EXCERPTED PASSAGE:
>>>

Table of Standard Operators

Table of Cryptographic Operators

Specification​

The following is the specification for each operator in the Leo compiler.

abs​

let a: i8 = -1i8;
let b: i8 = a.abs(); // 1i8

Description​

Computes the absolute value of the input, checking for overflow, storing the result in the destination.

For integer types, a constraint is added to check for underflow. For cases where wrapping semantics are needed, see the abs_wrapped instruction. This underflow happens when the input is the minimum value of a signed integer type. For example, abs -128i8 would result in underflow, since 128 cannot be represented as an i8.

Supported Types

abs_wrapped​

let a: i8 = -128i8;
let b: i8 = a.abs_wrapped(); // -128i8

Description​

Compute the absolute value of the input, wrapping around at the boundary of the type, and storing the result in the destination.

<<<

DATA:
>>>

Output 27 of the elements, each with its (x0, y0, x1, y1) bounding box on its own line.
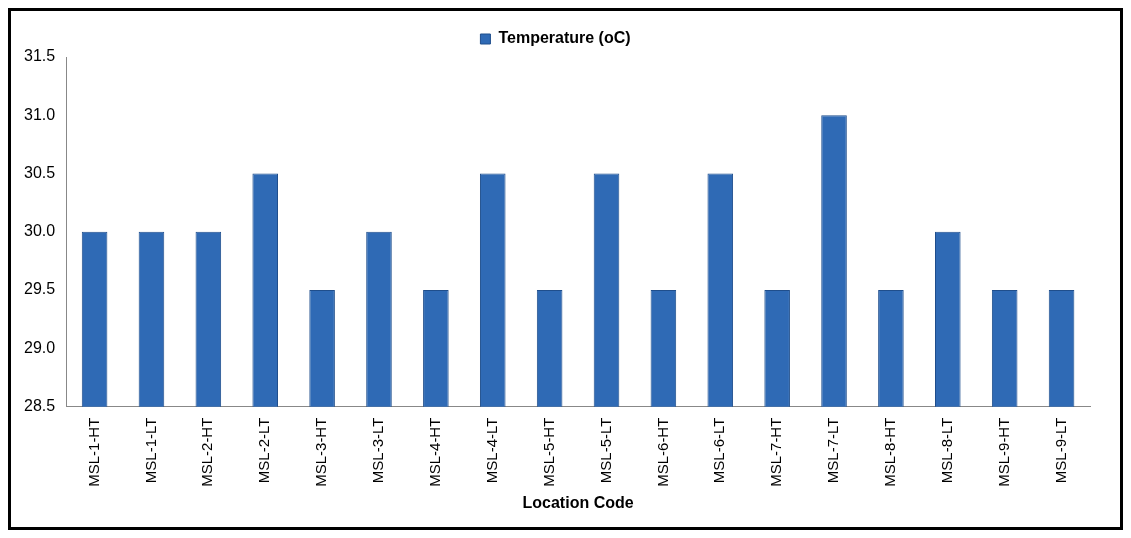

<<<

PROBLEM DETAILS:
Answer these from the Leo operator specification:
1. What does the abs example give as the result of a.abs() when a is -1i8?
2. According to the abs description, when does underflow happen?
3. What does the abs_wrapped example give as the result for -128i8?

FINISHED ANSWER:
1. 1i8
2. It happens when the input is the minimum value of a signed integer type.
3. -128i8